(Spatial annotation records)
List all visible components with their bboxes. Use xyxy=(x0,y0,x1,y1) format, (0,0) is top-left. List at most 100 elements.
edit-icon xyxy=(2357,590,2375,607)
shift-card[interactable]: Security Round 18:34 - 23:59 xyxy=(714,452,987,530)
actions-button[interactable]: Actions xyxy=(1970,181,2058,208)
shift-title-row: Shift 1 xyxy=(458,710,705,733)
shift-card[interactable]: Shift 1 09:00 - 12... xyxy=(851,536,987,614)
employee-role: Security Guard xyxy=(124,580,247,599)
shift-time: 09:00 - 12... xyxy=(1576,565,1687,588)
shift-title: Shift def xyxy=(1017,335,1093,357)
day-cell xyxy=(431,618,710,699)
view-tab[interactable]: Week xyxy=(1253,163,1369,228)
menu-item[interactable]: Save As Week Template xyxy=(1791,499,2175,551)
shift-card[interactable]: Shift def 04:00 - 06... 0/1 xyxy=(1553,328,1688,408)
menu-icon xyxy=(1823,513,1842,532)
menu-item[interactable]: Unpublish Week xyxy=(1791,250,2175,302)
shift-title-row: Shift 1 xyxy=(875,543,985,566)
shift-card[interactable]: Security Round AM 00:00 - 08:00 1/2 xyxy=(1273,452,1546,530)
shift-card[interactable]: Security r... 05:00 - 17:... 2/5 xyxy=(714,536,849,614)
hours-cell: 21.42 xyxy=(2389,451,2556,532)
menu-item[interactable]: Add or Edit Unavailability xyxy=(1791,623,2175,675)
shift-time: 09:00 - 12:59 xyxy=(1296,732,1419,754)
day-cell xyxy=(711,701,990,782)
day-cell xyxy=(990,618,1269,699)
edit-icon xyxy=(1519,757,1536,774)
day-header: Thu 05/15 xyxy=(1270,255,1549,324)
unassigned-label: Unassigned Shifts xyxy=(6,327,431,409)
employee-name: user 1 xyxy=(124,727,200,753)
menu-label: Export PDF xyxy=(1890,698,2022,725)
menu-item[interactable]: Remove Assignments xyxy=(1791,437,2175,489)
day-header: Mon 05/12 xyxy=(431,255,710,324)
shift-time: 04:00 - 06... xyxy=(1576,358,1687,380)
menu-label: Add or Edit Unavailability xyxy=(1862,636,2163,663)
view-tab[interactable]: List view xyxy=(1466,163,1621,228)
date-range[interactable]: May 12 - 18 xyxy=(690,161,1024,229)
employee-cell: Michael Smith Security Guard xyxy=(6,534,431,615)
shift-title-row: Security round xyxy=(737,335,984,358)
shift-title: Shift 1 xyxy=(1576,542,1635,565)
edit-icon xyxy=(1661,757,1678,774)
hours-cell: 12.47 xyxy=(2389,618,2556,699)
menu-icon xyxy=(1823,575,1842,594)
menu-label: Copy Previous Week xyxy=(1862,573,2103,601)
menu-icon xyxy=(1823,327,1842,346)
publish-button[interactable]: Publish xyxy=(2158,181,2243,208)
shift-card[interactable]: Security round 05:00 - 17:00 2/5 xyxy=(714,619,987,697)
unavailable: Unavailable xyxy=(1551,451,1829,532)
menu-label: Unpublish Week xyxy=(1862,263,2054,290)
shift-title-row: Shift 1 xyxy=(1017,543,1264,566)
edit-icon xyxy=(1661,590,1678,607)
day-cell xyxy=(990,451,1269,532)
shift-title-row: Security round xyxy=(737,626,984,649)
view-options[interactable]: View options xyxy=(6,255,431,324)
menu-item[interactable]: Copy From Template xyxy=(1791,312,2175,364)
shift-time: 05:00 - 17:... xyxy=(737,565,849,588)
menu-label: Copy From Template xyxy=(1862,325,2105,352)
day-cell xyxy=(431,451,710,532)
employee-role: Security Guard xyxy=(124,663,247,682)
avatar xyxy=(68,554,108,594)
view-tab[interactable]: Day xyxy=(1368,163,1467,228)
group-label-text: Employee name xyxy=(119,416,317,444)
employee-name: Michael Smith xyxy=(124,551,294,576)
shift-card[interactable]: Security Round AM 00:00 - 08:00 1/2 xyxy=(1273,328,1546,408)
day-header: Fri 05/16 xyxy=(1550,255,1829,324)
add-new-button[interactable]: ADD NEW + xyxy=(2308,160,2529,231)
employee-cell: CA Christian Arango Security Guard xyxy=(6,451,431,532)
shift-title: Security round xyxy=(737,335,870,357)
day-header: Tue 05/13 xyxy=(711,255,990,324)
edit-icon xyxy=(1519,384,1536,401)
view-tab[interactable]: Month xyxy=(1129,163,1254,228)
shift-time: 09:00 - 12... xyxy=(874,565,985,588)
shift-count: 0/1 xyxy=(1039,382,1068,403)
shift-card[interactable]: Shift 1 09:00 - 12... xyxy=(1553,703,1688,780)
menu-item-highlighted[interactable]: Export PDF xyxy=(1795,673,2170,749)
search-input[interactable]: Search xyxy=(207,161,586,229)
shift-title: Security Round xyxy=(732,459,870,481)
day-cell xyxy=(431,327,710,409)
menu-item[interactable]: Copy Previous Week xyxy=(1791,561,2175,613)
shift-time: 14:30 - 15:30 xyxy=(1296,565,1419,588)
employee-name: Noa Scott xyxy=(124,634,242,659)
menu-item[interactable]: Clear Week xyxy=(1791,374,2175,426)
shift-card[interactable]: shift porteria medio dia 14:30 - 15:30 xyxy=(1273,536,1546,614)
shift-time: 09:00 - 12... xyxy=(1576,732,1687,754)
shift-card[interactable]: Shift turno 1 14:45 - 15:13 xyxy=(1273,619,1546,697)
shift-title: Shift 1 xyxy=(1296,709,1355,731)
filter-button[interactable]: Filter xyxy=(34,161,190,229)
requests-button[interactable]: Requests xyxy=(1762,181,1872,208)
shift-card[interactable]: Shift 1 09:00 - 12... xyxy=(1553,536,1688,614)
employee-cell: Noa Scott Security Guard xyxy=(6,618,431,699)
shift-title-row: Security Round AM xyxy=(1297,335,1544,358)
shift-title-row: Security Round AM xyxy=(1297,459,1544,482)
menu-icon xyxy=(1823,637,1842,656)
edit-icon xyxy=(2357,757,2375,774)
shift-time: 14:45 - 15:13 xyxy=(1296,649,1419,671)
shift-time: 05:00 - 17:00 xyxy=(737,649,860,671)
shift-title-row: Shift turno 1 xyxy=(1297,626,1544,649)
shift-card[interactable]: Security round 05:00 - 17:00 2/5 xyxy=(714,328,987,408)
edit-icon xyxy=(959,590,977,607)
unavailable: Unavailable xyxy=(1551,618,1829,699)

TASK INSTRUCTIONS. Rewrite every line of the data above, renaming "Security Guard" to "Patrol Officer" wherever it occurs and keeping everything else unchanged.

EXPECTED ANSWER.
List all visible components with their bboxes. Use xyxy=(x0,y0,x1,y1) format, (0,0) is top-left. List at most 100 elements.
edit-icon xyxy=(2357,590,2375,607)
shift-card[interactable]: Security Round 18:34 - 23:59 xyxy=(714,452,987,530)
actions-button[interactable]: Actions xyxy=(1970,181,2058,208)
shift-title-row: Shift 1 xyxy=(458,710,705,733)
shift-card[interactable]: Shift 1 09:00 - 12... xyxy=(851,536,987,614)
employee-role: Patrol Officer xyxy=(124,580,247,599)
shift-time: 09:00 - 12... xyxy=(1576,565,1687,588)
shift-title: Shift def xyxy=(1017,335,1093,357)
day-cell xyxy=(431,618,710,699)
view-tab[interactable]: Week xyxy=(1253,163,1369,228)
menu-item[interactable]: Save As Week Template xyxy=(1791,499,2175,551)
shift-card[interactable]: Shift def 04:00 - 06... 0/1 xyxy=(1553,328,1688,408)
menu-icon xyxy=(1823,513,1842,532)
menu-item[interactable]: Unpublish Week xyxy=(1791,250,2175,302)
shift-title-row: Shift 1 xyxy=(875,543,985,566)
shift-card[interactable]: Security Round AM 00:00 - 08:00 1/2 xyxy=(1273,452,1546,530)
shift-card[interactable]: Security r... 05:00 - 17:... 2/5 xyxy=(714,536,849,614)
hours-cell: 21.42 xyxy=(2389,451,2556,532)
menu-item[interactable]: Add or Edit Unavailability xyxy=(1791,623,2175,675)
shift-time: 09:00 - 12:59 xyxy=(1296,732,1419,754)
day-cell xyxy=(711,701,990,782)
day-cell xyxy=(990,618,1269,699)
edit-icon xyxy=(1519,757,1536,774)
day-header: Thu 05/15 xyxy=(1270,255,1549,324)
unassigned-label: Unassigned Shifts xyxy=(6,327,431,409)
employee-name: user 1 xyxy=(124,727,200,753)
menu-label: Export PDF xyxy=(1890,698,2022,725)
menu-item[interactable]: Remove Assignments xyxy=(1791,437,2175,489)
day-header: Mon 05/12 xyxy=(431,255,710,324)
shift-time: 04:00 - 06... xyxy=(1576,358,1687,380)
menu-label: Add or Edit Unavailability xyxy=(1862,636,2163,663)
view-tab[interactable]: List view xyxy=(1466,163,1621,228)
date-range[interactable]: May 12 - 18 xyxy=(690,161,1024,229)
employee-cell: Michael Smith Patrol Officer xyxy=(6,534,431,615)
shift-title-row: Security round xyxy=(737,335,984,358)
shift-title: Shift 1 xyxy=(1576,542,1635,565)
edit-icon xyxy=(1661,757,1678,774)
hours-cell: 12.47 xyxy=(2389,618,2556,699)
menu-icon xyxy=(1823,575,1842,594)
menu-label: Copy Previous Week xyxy=(1862,573,2103,601)
menu-icon xyxy=(1823,327,1842,346)
publish-button[interactable]: Publish xyxy=(2158,181,2243,208)
shift-card[interactable]: Security round 05:00 - 17:00 2/5 xyxy=(714,619,987,697)
unavailable: Unavailable xyxy=(1551,451,1829,532)
menu-label: Unpublish Week xyxy=(1862,263,2054,290)
shift-title-row: Shift 1 xyxy=(1017,543,1264,566)
edit-icon xyxy=(1661,590,1678,607)
day-cell xyxy=(990,451,1269,532)
shift-title-row: Security round xyxy=(737,626,984,649)
view-options[interactable]: View options xyxy=(6,255,431,324)
menu-item[interactable]: Copy From Template xyxy=(1791,312,2175,364)
shift-time: 05:00 - 17:... xyxy=(737,565,849,588)
menu-label: Copy From Template xyxy=(1862,325,2105,352)
day-cell xyxy=(431,451,710,532)
employee-role: Patrol Officer xyxy=(124,663,247,682)
avatar xyxy=(68,554,108,594)
view-tab[interactable]: Day xyxy=(1368,163,1467,228)
group-label-text: Employee name xyxy=(119,416,317,444)
employee-name: Michael Smith xyxy=(124,551,294,576)
shift-card[interactable]: Security Round AM 00:00 - 08:00 1/2 xyxy=(1273,328,1546,408)
day-header: Fri 05/16 xyxy=(1550,255,1829,324)
add-new-button[interactable]: ADD NEW + xyxy=(2308,160,2529,231)
employee-cell: CA Christian Arango Patrol Officer xyxy=(6,451,431,532)
shift-title: Security round xyxy=(737,335,870,357)
day-header: Tue 05/13 xyxy=(711,255,990,324)
edit-icon xyxy=(1519,384,1536,401)
view-tab[interactable]: Month xyxy=(1129,163,1254,228)
shift-time: 09:00 - 12... xyxy=(874,565,985,588)
shift-count: 0/1 xyxy=(1039,382,1068,403)
shift-card[interactable]: Shift 1 09:00 - 12... xyxy=(1553,703,1688,780)
menu-item-highlighted[interactable]: Export PDF xyxy=(1795,673,2170,749)
search-input[interactable]: Search xyxy=(207,161,586,229)
shift-title: Security Round xyxy=(732,459,870,481)
day-cell xyxy=(431,327,710,409)
menu-item[interactable]: Copy Previous Week xyxy=(1791,561,2175,613)
shift-time: 14:30 - 15:30 xyxy=(1296,565,1419,588)
employee-name: Noa Scott xyxy=(124,634,242,659)
menu-item[interactable]: Clear Week xyxy=(1791,374,2175,426)
shift-card[interactable]: shift porteria medio dia 14:30 - 15:30 xyxy=(1273,536,1546,614)
shift-time: 09:00 - 12... xyxy=(1576,732,1687,754)
shift-card[interactable]: Shift turno 1 14:45 - 15:13 xyxy=(1273,619,1546,697)
shift-title: Shift 1 xyxy=(1296,709,1355,731)
filter-button[interactable]: Filter xyxy=(34,161,190,229)
requests-button[interactable]: Requests xyxy=(1762,181,1872,208)
shift-card[interactable]: Shift 1 09:00 - 12... xyxy=(1553,536,1688,614)
employee-cell: Noa Scott Patrol Officer xyxy=(6,618,431,699)
shift-title-row: Security Round AM xyxy=(1297,335,1544,358)
shift-title-row: Security Round AM xyxy=(1297,459,1544,482)
menu-icon xyxy=(1823,637,1842,656)
edit-icon xyxy=(2357,757,2375,774)
shift-time: 14:45 - 15:13 xyxy=(1296,649,1419,671)
shift-time: 05:00 - 17:00 xyxy=(737,649,860,671)
shift-title-row: Shift turno 1 xyxy=(1297,626,1544,649)
shift-card[interactable]: Security round 05:00 - 17:00 2/5 xyxy=(714,328,987,408)
edit-icon xyxy=(959,590,977,607)
unavailable: Unavailable xyxy=(1551,618,1829,699)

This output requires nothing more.